**GIVEN INSTRUCTION**
The records below are to be quoted in full; please keep every word exact.
-- start DATA LINES --
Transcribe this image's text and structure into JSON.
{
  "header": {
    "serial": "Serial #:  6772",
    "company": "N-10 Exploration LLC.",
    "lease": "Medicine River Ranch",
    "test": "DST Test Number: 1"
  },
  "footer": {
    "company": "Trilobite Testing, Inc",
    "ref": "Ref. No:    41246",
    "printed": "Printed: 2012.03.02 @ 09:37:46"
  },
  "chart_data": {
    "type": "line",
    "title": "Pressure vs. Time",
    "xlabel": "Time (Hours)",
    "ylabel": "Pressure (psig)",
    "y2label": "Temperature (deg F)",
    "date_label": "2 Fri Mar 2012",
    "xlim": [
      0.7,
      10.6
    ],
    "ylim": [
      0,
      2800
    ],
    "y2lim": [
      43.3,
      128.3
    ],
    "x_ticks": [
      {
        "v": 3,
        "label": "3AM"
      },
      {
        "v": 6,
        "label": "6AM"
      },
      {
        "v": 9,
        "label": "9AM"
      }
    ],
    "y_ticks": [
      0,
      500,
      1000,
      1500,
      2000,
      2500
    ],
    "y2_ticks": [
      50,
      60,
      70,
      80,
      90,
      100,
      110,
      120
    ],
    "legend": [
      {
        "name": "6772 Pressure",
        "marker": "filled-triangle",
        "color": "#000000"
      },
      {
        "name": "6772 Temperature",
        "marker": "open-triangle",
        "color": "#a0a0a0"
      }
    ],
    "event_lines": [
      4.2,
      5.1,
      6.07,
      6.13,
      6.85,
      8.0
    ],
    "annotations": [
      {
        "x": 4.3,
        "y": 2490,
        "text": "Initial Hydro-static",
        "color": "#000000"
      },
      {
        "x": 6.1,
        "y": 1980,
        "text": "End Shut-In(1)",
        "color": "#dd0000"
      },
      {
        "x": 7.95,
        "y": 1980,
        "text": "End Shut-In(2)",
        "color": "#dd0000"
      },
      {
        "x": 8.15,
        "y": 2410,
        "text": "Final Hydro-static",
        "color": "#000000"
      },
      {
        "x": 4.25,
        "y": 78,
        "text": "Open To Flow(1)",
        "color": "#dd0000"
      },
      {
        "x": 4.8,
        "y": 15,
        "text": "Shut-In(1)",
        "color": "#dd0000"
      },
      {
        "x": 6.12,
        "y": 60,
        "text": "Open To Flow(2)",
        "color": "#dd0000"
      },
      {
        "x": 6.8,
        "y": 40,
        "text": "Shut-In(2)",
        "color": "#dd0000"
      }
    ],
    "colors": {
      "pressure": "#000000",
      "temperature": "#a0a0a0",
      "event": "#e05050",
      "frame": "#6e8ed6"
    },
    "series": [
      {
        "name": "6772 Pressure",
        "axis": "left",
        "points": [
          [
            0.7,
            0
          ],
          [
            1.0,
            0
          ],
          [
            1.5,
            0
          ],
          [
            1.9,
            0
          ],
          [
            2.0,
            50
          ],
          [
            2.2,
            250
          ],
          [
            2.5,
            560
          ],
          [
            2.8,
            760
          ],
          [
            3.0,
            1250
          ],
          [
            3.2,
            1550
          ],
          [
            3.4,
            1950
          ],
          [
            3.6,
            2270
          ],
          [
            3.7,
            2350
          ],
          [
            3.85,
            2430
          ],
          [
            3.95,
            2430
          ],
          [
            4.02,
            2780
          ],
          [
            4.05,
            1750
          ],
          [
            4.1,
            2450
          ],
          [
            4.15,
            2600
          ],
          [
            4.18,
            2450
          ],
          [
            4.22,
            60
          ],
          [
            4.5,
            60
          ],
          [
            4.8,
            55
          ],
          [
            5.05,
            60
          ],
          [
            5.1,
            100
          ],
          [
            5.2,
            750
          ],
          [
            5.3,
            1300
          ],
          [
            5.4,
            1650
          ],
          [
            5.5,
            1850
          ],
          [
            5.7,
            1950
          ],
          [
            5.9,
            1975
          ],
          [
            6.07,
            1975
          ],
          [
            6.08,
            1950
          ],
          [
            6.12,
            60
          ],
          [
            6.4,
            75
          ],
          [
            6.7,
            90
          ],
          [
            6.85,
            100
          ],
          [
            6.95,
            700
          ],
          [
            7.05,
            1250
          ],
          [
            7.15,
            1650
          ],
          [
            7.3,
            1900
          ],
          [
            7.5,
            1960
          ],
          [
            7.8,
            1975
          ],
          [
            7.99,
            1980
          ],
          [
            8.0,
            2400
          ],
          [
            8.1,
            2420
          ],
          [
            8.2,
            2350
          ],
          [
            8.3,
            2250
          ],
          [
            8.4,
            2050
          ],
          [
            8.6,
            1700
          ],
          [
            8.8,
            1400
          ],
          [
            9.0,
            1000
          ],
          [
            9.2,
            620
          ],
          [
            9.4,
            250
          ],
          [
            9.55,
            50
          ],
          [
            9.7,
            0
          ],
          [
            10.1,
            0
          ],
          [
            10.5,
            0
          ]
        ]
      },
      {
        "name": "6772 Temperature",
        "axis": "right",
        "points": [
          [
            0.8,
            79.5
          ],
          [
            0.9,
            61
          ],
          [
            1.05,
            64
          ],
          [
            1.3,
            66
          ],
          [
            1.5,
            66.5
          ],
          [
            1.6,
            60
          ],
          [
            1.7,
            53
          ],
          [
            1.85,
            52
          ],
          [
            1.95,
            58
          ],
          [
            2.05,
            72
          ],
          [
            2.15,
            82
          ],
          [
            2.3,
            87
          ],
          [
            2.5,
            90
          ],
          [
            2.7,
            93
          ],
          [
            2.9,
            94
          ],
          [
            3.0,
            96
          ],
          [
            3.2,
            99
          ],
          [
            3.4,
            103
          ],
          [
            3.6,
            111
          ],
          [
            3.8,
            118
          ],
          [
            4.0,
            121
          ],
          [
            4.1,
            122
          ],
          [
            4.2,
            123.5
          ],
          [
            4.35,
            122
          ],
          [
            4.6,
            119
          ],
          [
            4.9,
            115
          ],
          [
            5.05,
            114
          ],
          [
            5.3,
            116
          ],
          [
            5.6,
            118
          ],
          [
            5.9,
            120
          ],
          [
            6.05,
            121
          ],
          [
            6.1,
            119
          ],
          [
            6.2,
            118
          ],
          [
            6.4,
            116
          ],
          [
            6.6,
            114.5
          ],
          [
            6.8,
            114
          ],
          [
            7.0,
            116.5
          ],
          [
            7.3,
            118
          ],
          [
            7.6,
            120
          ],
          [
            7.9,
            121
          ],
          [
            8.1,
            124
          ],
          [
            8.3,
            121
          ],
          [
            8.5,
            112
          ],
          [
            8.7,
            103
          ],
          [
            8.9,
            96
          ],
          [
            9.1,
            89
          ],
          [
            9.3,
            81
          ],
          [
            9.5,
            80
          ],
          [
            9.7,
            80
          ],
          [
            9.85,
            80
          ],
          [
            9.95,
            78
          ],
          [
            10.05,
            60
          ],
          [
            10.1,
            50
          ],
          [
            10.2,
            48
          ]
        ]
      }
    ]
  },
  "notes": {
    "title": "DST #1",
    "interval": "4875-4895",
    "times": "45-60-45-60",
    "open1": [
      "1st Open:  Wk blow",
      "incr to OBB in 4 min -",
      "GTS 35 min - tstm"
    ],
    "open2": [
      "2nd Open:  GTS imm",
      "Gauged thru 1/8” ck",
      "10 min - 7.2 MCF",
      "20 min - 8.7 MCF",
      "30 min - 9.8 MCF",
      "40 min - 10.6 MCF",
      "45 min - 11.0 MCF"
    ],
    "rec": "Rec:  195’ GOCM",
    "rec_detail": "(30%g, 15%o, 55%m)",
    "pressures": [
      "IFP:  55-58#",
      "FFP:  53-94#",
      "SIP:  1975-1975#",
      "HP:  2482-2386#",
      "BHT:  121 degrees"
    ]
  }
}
-- end DATA LINES --
**EXPECTED ANSWER**
Transcribe this image's text and structure into JSON.
{
  "header": {
    "serial": "Serial #:  6772",
    "company": "N-10 Exploration LLC.",
    "lease": "Medicine River Ranch",
    "test": "DST Test Number: 1"
  },
  "footer": {
    "company": "Trilobite Testing, Inc",
    "ref": "Ref. No:    41246",
    "printed": "Printed: 2012.03.02 @ 09:37:46"
  },
  "chart_data": {
    "type": "line",
    "title": "Pressure vs. Time",
    "xlabel": "Time (Hours)",
    "ylabel": "Pressure (psig)",
    "y2label": "Temperature (deg F)",
    "date_label": "2 Fri Mar 2012",
    "xlim": [
      0.7,
      10.6
    ],
    "ylim": [
      0,
      2800
    ],
    "y2lim": [
      43.3,
      128.3
    ],
    "x_ticks": [
      {
        "v": 3,
        "label": "3AM"
      },
      {
        "v": 6,
        "label": "6AM"
      },
      {
        "v": 9,
        "label": "9AM"
      }
    ],
    "y_ticks": [
      0,
      500,
      1000,
      1500,
      2000,
      2500
    ],
    "y2_ticks": [
      50,
      60,
      70,
      80,
      90,
      100,
      110,
      120
    ],
    "legend": [
      {
        "name": "6772 Pressure",
        "marker": "filled-triangle",
        "color": "#000000"
      },
      {
        "name": "6772 Temperature",
        "marker": "open-triangle",
        "color": "#a0a0a0"
      }
    ],
    "event_lines": [
      4.2,
      5.1,
      6.07,
      6.13,
      6.85,
      8.0
    ],
    "annotations": [
      {
        "x": 4.3,
        "y": 2490,
        "text": "Initial Hydro-static",
        "color": "#000000"
      },
      {
        "x": 6.1,
        "y": 1980,
        "text": "End Shut-In(1)",
        "color": "#dd0000"
      },
      {
        "x": 7.95,
        "y": 1980,
        "text": "End Shut-In(2)",
        "color": "#dd0000"
      },
      {
        "x": 8.15,
        "y": 2410,
        "text": "Final Hydro-static",
        "color": "#000000"
      },
      {
        "x": 4.25,
        "y": 78,
        "text": "Open To Flow(1)",
        "color": "#dd0000"
      },
      {
        "x": 4.8,
        "y": 15,
        "text": "Shut-In(1)",
        "color": "#dd0000"
      },
      {
        "x": 6.12,
        "y": 60,
        "text": "Open To Flow(2)",
        "color": "#dd0000"
      },
      {
        "x": 6.8,
        "y": 40,
        "text": "Shut-In(2)",
        "color": "#dd0000"
      }
    ],
    "colors": {
      "pressure": "#000000",
      "temperature": "#a0a0a0",
      "event": "#e05050",
      "frame": "#6e8ed6"
    },
    "series": [
      {
        "name": "6772 Pressure",
        "axis": "left",
        "points": [
          [
            0.7,
            0
          ],
          [
            1.0,
            0
          ],
          [
            1.5,
            0
          ],
          [
            1.9,
            0
          ],
          [
            2.0,
            50
          ],
          [
            2.2,
            250
          ],
          [
            2.5,
            560
          ],
          [
            2.8,
            760
          ],
          [
            3.0,
            1250
          ],
          [
            3.2,
            1550
          ],
          [
            3.4,
            1950
          ],
          [
            3.6,
            2270
          ],
          [
            3.7,
            2350
          ],
          [
            3.85,
            2430
          ],
          [
            3.95,
            2430
          ],
          [
            4.02,
            2780
          ],
          [
            4.05,
            1750
          ],
          [
            4.1,
            2450
          ],
          [
            4.15,
            2600
          ],
          [
            4.18,
            2450
          ],
          [
            4.22,
            60
          ],
          [
            4.5,
            60
          ],
          [
            4.8,
            55
          ],
          [
            5.05,
            60
          ],
          [
            5.1,
            100
          ],
          [
            5.2,
            750
          ],
          [
            5.3,
            1300
          ],
          [
            5.4,
            1650
          ],
          [
            5.5,
            1850
          ],
          [
            5.7,
            1950
          ],
          [
            5.9,
            1975
          ],
          [
            6.07,
            1975
          ],
          [
            6.08,
            1950
          ],
          [
            6.12,
            60
          ],
          [
            6.4,
            75
          ],
          [
            6.7,
            90
          ],
          [
            6.85,
            100
          ],
          [
            6.95,
            700
          ],
          [
            7.05,
            1250
          ],
          [
            7.15,
            1650
          ],
          [
            7.3,
            1900
          ],
          [
            7.5,
            1960
          ],
          [
            7.8,
            1975
          ],
          [
            7.99,
            1980
          ],
          [
            8.0,
            2400
          ],
          [
            8.1,
            2420
          ],
          [
            8.2,
            2350
          ],
          [
            8.3,
            2250
          ],
          [
            8.4,
            2050
          ],
          [
            8.6,
            1700
          ],
          [
            8.8,
            1400
          ],
          [
            9.0,
            1000
          ],
          [
            9.2,
            620
          ],
          [
            9.4,
            250
          ],
          [
            9.55,
            50
          ],
          [
            9.7,
            0
          ],
          [
            10.1,
            0
          ],
          [
            10.5,
            0
          ]
        ]
      },
      {
        "name": "6772 Temperature",
        "axis": "right",
        "points": [
          [
            0.8,
            79.5
          ],
          [
            0.9,
            61
          ],
          [
            1.05,
            64
          ],
          [
            1.3,
            66
          ],
          [
            1.5,
            66.5
          ],
          [
            1.6,
            60
          ],
          [
            1.7,
            53
          ],
          [
            1.85,
            52
          ],
          [
            1.95,
            58
          ],
          [
            2.05,
            72
          ],
          [
            2.15,
            82
          ],
          [
            2.3,
            87
          ],
          [
            2.5,
            90
          ],
          [
            2.7,
            93
          ],
          [
            2.9,
            94
          ],
          [
            3.0,
            96
          ],
          [
            3.2,
            99
          ],
          [
            3.4,
            103
          ],
          [
            3.6,
            111
          ],
          [
            3.8,
            118
          ],
          [
            4.0,
            121
          ],
          [
            4.1,
            122
          ],
          [
            4.2,
            123.5
          ],
          [
            4.35,
            122
          ],
          [
            4.6,
            119
          ],
          [
            4.9,
            115
          ],
          [
            5.05,
            114
          ],
          [
            5.3,
            116
          ],
          [
            5.6,
            118
          ],
          [
            5.9,
            120
          ],
          [
            6.05,
            121
          ],
          [
            6.1,
            119
          ],
          [
            6.2,
            118
          ],
          [
            6.4,
            116
          ],
          [
            6.6,
            114.5
          ],
          [
            6.8,
            114
          ],
          [
            7.0,
            116.5
          ],
          [
            7.3,
            118
          ],
          [
            7.6,
            120
          ],
          [
            7.9,
            121
          ],
          [
            8.1,
            124
          ],
          [
            8.3,
            121
          ],
          [
            8.5,
            112
          ],
          [
            8.7,
            103
          ],
          [
            8.9,
            96
          ],
          [
            9.1,
            89
          ],
          [
            9.3,
            81
          ],
          [
            9.5,
            80
          ],
          [
            9.7,
            80
          ],
          [
            9.85,
            80
          ],
          [
            9.95,
            78
          ],
          [
            10.05,
            60
          ],
          [
            10.1,
            50
          ],
          [
            10.2,
            48
          ]
        ]
      }
    ]
  },
  "notes": {
    "title": "DST #1",
    "interval": "4875-4895",
    "times": "45-60-45-60",
    "open1": [
      "1st Open:  Wk blow",
      "incr to OBB in 4 min -",
      "GTS 35 min - tstm"
    ],
    "open2": [
      "2nd Open:  GTS imm",
      "Gauged thru 1/8” ck",
      "10 min - 7.2 MCF",
      "20 min - 8.7 MCF",
      "30 min - 9.8 MCF",
      "40 min - 10.6 MCF",
      "45 min - 11.0 MCF"
    ],
    "rec": "Rec:  195’ GOCM",
    "rec_detail": "(30%g, 15%o, 55%m)",
    "pressures": [
      "IFP:  55-58#",
      "FFP:  53-94#",
      "SIP:  1975-1975#",
      "HP:  2482-2386#",
      "BHT:  121 degrees"
    ]
  }
}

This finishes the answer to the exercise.